**Short problem:**
Identify and copy all lines of the material where the string "утвержденный" is found.

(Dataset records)
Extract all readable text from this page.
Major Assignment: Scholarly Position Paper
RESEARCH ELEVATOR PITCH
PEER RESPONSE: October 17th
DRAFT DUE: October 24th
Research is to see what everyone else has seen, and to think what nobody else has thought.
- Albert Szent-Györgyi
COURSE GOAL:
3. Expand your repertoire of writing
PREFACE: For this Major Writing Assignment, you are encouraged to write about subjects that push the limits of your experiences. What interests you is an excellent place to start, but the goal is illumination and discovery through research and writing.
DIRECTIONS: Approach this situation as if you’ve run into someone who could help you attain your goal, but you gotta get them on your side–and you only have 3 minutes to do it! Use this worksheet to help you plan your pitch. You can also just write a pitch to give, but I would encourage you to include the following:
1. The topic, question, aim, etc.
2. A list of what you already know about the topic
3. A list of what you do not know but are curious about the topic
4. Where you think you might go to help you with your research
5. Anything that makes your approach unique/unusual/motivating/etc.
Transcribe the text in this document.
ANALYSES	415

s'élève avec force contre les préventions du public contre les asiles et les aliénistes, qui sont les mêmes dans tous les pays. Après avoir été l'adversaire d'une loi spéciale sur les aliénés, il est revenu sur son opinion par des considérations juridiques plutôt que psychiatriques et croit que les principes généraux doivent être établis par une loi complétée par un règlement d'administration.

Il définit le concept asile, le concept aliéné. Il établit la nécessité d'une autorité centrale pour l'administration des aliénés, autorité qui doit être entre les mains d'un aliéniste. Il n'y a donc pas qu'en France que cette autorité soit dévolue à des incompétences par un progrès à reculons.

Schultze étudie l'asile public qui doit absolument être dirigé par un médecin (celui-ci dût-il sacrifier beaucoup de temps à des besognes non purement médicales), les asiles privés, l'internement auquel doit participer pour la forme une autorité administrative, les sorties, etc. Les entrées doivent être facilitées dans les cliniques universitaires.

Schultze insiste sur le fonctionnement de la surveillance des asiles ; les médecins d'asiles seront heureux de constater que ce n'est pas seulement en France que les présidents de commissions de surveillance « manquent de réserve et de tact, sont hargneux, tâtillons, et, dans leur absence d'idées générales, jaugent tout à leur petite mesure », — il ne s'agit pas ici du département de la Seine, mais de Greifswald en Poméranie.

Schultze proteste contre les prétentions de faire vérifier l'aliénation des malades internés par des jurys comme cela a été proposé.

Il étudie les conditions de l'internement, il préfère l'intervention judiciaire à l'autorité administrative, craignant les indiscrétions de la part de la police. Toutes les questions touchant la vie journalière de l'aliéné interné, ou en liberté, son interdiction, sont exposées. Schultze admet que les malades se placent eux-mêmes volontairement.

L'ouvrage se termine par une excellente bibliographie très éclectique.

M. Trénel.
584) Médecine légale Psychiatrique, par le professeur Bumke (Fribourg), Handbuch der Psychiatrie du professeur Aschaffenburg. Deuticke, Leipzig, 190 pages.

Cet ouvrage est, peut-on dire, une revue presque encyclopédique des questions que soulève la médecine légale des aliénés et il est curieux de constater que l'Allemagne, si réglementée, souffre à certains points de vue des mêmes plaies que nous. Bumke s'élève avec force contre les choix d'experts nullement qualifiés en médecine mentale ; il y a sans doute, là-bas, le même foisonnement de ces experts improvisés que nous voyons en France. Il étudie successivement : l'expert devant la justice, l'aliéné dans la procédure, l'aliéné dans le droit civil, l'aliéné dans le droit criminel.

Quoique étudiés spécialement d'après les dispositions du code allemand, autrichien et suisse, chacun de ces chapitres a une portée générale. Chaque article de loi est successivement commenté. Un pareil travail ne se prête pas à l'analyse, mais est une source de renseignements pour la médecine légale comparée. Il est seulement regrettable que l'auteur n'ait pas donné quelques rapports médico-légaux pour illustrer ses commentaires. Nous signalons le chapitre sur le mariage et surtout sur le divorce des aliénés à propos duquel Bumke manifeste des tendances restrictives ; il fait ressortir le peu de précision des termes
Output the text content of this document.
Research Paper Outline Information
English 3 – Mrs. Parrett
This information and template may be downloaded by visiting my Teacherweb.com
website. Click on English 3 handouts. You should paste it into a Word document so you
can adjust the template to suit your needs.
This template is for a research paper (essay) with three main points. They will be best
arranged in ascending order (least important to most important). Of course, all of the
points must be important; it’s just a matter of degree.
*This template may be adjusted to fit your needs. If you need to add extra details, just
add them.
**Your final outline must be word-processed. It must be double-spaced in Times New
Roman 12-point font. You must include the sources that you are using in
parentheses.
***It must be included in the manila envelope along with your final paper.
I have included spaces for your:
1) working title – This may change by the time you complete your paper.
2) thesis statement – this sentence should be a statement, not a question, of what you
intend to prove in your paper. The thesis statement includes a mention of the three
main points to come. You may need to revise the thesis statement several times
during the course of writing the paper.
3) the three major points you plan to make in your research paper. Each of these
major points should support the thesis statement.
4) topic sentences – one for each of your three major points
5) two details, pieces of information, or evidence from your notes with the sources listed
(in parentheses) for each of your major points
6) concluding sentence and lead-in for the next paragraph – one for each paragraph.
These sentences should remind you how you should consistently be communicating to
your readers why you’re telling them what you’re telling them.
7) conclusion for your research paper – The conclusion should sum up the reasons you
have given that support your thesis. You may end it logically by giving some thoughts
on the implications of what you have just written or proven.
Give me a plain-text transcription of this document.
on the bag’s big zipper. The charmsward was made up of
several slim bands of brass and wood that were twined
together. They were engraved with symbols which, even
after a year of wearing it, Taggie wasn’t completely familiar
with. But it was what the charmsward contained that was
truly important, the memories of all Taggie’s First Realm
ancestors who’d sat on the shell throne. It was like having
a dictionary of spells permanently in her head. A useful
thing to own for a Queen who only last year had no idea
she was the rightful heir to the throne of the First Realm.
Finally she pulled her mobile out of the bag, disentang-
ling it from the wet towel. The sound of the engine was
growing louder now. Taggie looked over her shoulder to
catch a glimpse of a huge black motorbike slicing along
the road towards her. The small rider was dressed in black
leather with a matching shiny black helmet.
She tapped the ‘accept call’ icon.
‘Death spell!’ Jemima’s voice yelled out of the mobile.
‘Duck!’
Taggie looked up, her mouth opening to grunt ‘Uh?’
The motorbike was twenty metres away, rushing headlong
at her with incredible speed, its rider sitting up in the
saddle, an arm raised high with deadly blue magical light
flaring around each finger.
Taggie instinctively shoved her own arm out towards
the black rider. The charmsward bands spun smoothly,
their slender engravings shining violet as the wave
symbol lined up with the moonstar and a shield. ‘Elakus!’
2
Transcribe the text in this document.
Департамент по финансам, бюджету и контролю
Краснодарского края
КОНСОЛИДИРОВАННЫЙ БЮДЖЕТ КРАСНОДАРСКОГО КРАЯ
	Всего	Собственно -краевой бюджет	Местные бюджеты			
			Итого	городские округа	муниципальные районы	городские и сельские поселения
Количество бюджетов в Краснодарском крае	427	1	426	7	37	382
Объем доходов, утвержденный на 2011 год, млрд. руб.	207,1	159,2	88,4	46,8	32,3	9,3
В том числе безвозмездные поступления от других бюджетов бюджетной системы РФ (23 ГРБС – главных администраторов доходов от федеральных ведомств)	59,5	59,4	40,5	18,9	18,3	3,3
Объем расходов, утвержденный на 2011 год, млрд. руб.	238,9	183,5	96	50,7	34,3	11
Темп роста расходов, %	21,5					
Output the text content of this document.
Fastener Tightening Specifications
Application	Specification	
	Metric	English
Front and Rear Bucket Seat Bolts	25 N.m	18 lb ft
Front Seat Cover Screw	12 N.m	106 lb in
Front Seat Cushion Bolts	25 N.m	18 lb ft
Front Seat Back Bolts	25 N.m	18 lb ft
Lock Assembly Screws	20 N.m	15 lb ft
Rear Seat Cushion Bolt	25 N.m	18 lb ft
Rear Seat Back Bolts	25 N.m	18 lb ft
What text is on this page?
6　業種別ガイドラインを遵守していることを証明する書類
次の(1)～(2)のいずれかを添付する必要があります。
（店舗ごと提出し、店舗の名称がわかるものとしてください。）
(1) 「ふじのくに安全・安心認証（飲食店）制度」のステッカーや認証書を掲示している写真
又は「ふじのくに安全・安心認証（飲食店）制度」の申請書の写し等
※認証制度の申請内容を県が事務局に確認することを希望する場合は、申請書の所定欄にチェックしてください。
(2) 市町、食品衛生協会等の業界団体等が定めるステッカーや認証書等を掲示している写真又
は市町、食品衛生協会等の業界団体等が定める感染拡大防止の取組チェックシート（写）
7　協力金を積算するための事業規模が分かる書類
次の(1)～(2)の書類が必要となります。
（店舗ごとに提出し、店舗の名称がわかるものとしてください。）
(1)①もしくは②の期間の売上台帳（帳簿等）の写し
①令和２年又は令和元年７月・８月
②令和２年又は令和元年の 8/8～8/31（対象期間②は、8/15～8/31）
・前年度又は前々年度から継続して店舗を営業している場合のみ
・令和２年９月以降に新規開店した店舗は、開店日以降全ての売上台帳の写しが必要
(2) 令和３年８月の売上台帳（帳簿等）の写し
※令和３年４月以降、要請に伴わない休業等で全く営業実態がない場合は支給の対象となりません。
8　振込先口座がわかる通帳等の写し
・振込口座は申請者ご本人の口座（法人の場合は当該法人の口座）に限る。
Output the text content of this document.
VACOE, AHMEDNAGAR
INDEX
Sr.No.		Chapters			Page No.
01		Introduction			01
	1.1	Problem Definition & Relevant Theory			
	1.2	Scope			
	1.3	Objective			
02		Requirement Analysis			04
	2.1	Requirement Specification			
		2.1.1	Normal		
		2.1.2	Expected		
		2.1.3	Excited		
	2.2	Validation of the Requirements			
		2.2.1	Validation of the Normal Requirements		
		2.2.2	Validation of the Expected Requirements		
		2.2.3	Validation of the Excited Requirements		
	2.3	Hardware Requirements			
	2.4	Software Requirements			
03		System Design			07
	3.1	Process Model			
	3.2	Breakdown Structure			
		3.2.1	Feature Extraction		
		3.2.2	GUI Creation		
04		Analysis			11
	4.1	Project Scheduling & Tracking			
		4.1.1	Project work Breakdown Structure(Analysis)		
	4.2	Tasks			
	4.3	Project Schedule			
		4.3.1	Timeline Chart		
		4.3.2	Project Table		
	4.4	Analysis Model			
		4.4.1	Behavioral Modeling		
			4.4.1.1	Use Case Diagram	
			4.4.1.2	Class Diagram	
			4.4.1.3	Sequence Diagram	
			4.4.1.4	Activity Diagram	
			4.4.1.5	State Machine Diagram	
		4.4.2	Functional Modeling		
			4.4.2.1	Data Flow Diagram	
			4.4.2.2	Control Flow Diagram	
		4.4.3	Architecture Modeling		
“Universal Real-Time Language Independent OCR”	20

**Correct output:**
Объем доходов, утвержденный на 2011 год, млрд. руб.	207,1	159,2	88,4	46,8	32,3	9,3
Объем расходов, утвержденный на 2011 год, млрд. руб.	238,9	183,5	96	50,7	34,3	11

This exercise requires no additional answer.